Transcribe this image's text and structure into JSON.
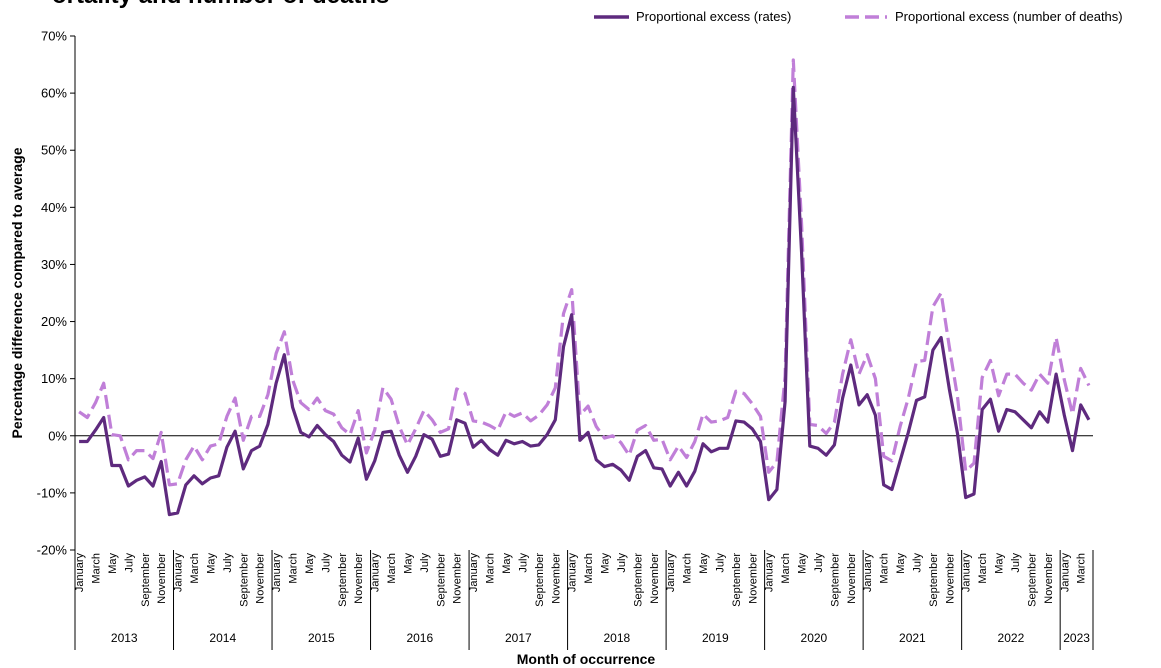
{
  "chart_data": {
    "type": "line",
    "title": "ortality and number of deaths",
    "xlabel": "Month of occurrence",
    "ylabel": "Percentage difference compared to average",
    "ylim": [
      -20,
      70
    ],
    "yticks": [
      "-20%",
      "-10%",
      "0%",
      "10%",
      "20%",
      "30%",
      "40%",
      "50%",
      "60%",
      "70%"
    ],
    "legend_position": "top-right",
    "month_labels": [
      "January",
      "March",
      "May",
      "July",
      "September",
      "November"
    ],
    "years": [
      {
        "label": "2013",
        "months": 12
      },
      {
        "label": "2014",
        "months": 12
      },
      {
        "label": "2015",
        "months": 12
      },
      {
        "label": "2016",
        "months": 12
      },
      {
        "label": "2017",
        "months": 12
      },
      {
        "label": "2018",
        "months": 12
      },
      {
        "label": "2019",
        "months": 12
      },
      {
        "label": "2020",
        "months": 12
      },
      {
        "label": "2021",
        "months": 12
      },
      {
        "label": "2022",
        "months": 12
      },
      {
        "label": "2023",
        "months": 4
      }
    ],
    "series": [
      {
        "name": "Proportional excess (rates)",
        "color": "#5e2a7e",
        "dash": "solid",
        "values": [
          -1.0,
          -1.0,
          1.0,
          3.2,
          -5.2,
          -5.2,
          -8.8,
          -7.8,
          -7.2,
          -8.8,
          -4.5,
          -13.8,
          -13.5,
          -8.6,
          -7.0,
          -8.4,
          -7.4,
          -7.0,
          -2.0,
          0.8,
          -5.8,
          -2.6,
          -1.8,
          2.0,
          9.2,
          14.2,
          5.0,
          0.6,
          -0.2,
          1.8,
          0.2,
          -1.0,
          -3.4,
          -4.6,
          -0.4,
          -7.6,
          -4.4,
          0.6,
          0.8,
          -3.4,
          -6.4,
          -3.6,
          0.2,
          -0.6,
          -3.6,
          -3.2,
          2.8,
          2.2,
          -2.0,
          -0.8,
          -2.4,
          -3.4,
          -0.8,
          -1.4,
          -1.0,
          -1.8,
          -1.6,
          0.2,
          2.8,
          15.6,
          21.2,
          -0.8,
          0.6,
          -4.2,
          -5.4,
          -5.0,
          -6.0,
          -7.8,
          -3.6,
          -2.6,
          -5.6,
          -5.8,
          -8.8,
          -6.4,
          -8.8,
          -6.2,
          -1.4,
          -2.8,
          -2.2,
          -2.2,
          2.6,
          2.4,
          1.2,
          -1.0,
          -11.2,
          -9.4,
          6.0,
          61.0,
          32.0,
          -1.8,
          -2.2,
          -3.4,
          -1.6,
          6.6,
          12.4,
          5.4,
          7.2,
          3.6,
          -8.6,
          -9.4,
          -4.4,
          0.6,
          6.2,
          6.8,
          15.0,
          17.2,
          8.2,
          0.4,
          -10.8,
          -10.2,
          4.6,
          6.4,
          0.8,
          4.6,
          4.2,
          2.8,
          1.4,
          4.2,
          2.4,
          10.8,
          3.6,
          -2.6,
          5.4,
          2.8
        ]
      },
      {
        "name": "Proportional excess (number of deaths)",
        "color": "#c07fd8",
        "dash": "dashed",
        "values": [
          4.2,
          3.2,
          5.8,
          9.2,
          0.2,
          0.0,
          -4.2,
          -2.6,
          -2.6,
          -4.0,
          0.6,
          -8.6,
          -8.4,
          -4.2,
          -1.8,
          -4.2,
          -1.8,
          -1.4,
          3.4,
          6.6,
          -0.8,
          3.4,
          3.4,
          7.2,
          14.4,
          18.2,
          9.8,
          5.8,
          4.6,
          6.6,
          4.4,
          3.8,
          1.4,
          0.2,
          4.4,
          -3.0,
          1.0,
          8.4,
          6.4,
          1.6,
          -1.6,
          1.2,
          4.4,
          2.8,
          0.6,
          1.2,
          8.2,
          7.4,
          2.6,
          2.4,
          1.8,
          1.0,
          4.2,
          3.4,
          4.0,
          2.6,
          3.6,
          5.4,
          8.4,
          21.4,
          25.6,
          3.6,
          5.2,
          1.6,
          -0.4,
          0.0,
          -1.2,
          -3.4,
          1.0,
          1.8,
          -0.8,
          -0.6,
          -4.2,
          -1.8,
          -3.8,
          -1.0,
          3.8,
          2.4,
          2.6,
          3.2,
          7.8,
          7.4,
          5.6,
          3.4,
          -6.4,
          -4.6,
          10.4,
          65.8,
          37.0,
          2.0,
          1.8,
          0.4,
          2.4,
          10.8,
          16.8,
          10.8,
          14.2,
          10.0,
          -3.6,
          -4.4,
          1.6,
          6.6,
          13.0,
          13.2,
          22.6,
          25.0,
          15.6,
          6.8,
          -6.2,
          -4.8,
          10.2,
          13.2,
          7.0,
          10.8,
          10.8,
          9.2,
          8.0,
          10.8,
          9.2,
          17.2,
          9.8,
          3.8,
          11.8,
          8.8
        ]
      }
    ]
  }
}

--------------------------------

Goal
Extract every line of the data exactly; pictures stay out.

Task response
Transcribe this image's text and structure into JSON.
{
  "chart_data": {
    "type": "line",
    "title": "ortality and number of deaths",
    "xlabel": "Month of occurrence",
    "ylabel": "Percentage difference compared to average",
    "ylim": [
      -20,
      70
    ],
    "yticks": [
      "-20%",
      "-10%",
      "0%",
      "10%",
      "20%",
      "30%",
      "40%",
      "50%",
      "60%",
      "70%"
    ],
    "legend_position": "top-right",
    "month_labels": [
      "January",
      "March",
      "May",
      "July",
      "September",
      "November"
    ],
    "years": [
      {
        "label": "2013",
        "months": 12
      },
      {
        "label": "2014",
        "months": 12
      },
      {
        "label": "2015",
        "months": 12
      },
      {
        "label": "2016",
        "months": 12
      },
      {
        "label": "2017",
        "months": 12
      },
      {
        "label": "2018",
        "months": 12
      },
      {
        "label": "2019",
        "months": 12
      },
      {
        "label": "2020",
        "months": 12
      },
      {
        "label": "2021",
        "months": 12
      },
      {
        "label": "2022",
        "months": 12
      },
      {
        "label": "2023",
        "months": 4
      }
    ],
    "series": [
      {
        "name": "Proportional excess (rates)",
        "color": "#5e2a7e",
        "dash": "solid",
        "values": [
          -1.0,
          -1.0,
          1.0,
          3.2,
          -5.2,
          -5.2,
          -8.8,
          -7.8,
          -7.2,
          -8.8,
          -4.5,
          -13.8,
          -13.5,
          -8.6,
          -7.0,
          -8.4,
          -7.4,
          -7.0,
          -2.0,
          0.8,
          -5.8,
          -2.6,
          -1.8,
          2.0,
          9.2,
          14.2,
          5.0,
          0.6,
          -0.2,
          1.8,
          0.2,
          -1.0,
          -3.4,
          -4.6,
          -0.4,
          -7.6,
          -4.4,
          0.6,
          0.8,
          -3.4,
          -6.4,
          -3.6,
          0.2,
          -0.6,
          -3.6,
          -3.2,
          2.8,
          2.2,
          -2.0,
          -0.8,
          -2.4,
          -3.4,
          -0.8,
          -1.4,
          -1.0,
          -1.8,
          -1.6,
          0.2,
          2.8,
          15.6,
          21.2,
          -0.8,
          0.6,
          -4.2,
          -5.4,
          -5.0,
          -6.0,
          -7.8,
          -3.6,
          -2.6,
          -5.6,
          -5.8,
          -8.8,
          -6.4,
          -8.8,
          -6.2,
          -1.4,
          -2.8,
          -2.2,
          -2.2,
          2.6,
          2.4,
          1.2,
          -1.0,
          -11.2,
          -9.4,
          6.0,
          61.0,
          32.0,
          -1.8,
          -2.2,
          -3.4,
          -1.6,
          6.6,
          12.4,
          5.4,
          7.2,
          3.6,
          -8.6,
          -9.4,
          -4.4,
          0.6,
          6.2,
          6.8,
          15.0,
          17.2,
          8.2,
          0.4,
          -10.8,
          -10.2,
          4.6,
          6.4,
          0.8,
          4.6,
          4.2,
          2.8,
          1.4,
          4.2,
          2.4,
          10.8,
          3.6,
          -2.6,
          5.4,
          2.8
        ]
      },
      {
        "name": "Proportional excess (number of deaths)",
        "color": "#c07fd8",
        "dash": "dashed",
        "values": [
          4.2,
          3.2,
          5.8,
          9.2,
          0.2,
          0.0,
          -4.2,
          -2.6,
          -2.6,
          -4.0,
          0.6,
          -8.6,
          -8.4,
          -4.2,
          -1.8,
          -4.2,
          -1.8,
          -1.4,
          3.4,
          6.6,
          -0.8,
          3.4,
          3.4,
          7.2,
          14.4,
          18.2,
          9.8,
          5.8,
          4.6,
          6.6,
          4.4,
          3.8,
          1.4,
          0.2,
          4.4,
          -3.0,
          1.0,
          8.4,
          6.4,
          1.6,
          -1.6,
          1.2,
          4.4,
          2.8,
          0.6,
          1.2,
          8.2,
          7.4,
          2.6,
          2.4,
          1.8,
          1.0,
          4.2,
          3.4,
          4.0,
          2.6,
          3.6,
          5.4,
          8.4,
          21.4,
          25.6,
          3.6,
          5.2,
          1.6,
          -0.4,
          0.0,
          -1.2,
          -3.4,
          1.0,
          1.8,
          -0.8,
          -0.6,
          -4.2,
          -1.8,
          -3.8,
          -1.0,
          3.8,
          2.4,
          2.6,
          3.2,
          7.8,
          7.4,
          5.6,
          3.4,
          -6.4,
          -4.6,
          10.4,
          65.8,
          37.0,
          2.0,
          1.8,
          0.4,
          2.4,
          10.8,
          16.8,
          10.8,
          14.2,
          10.0,
          -3.6,
          -4.4,
          1.6,
          6.6,
          13.0,
          13.2,
          22.6,
          25.0,
          15.6,
          6.8,
          -6.2,
          -4.8,
          10.2,
          13.2,
          7.0,
          10.8,
          10.8,
          9.2,
          8.0,
          10.8,
          9.2,
          17.2,
          9.8,
          3.8,
          11.8,
          8.8
        ]
      }
    ]
  }
}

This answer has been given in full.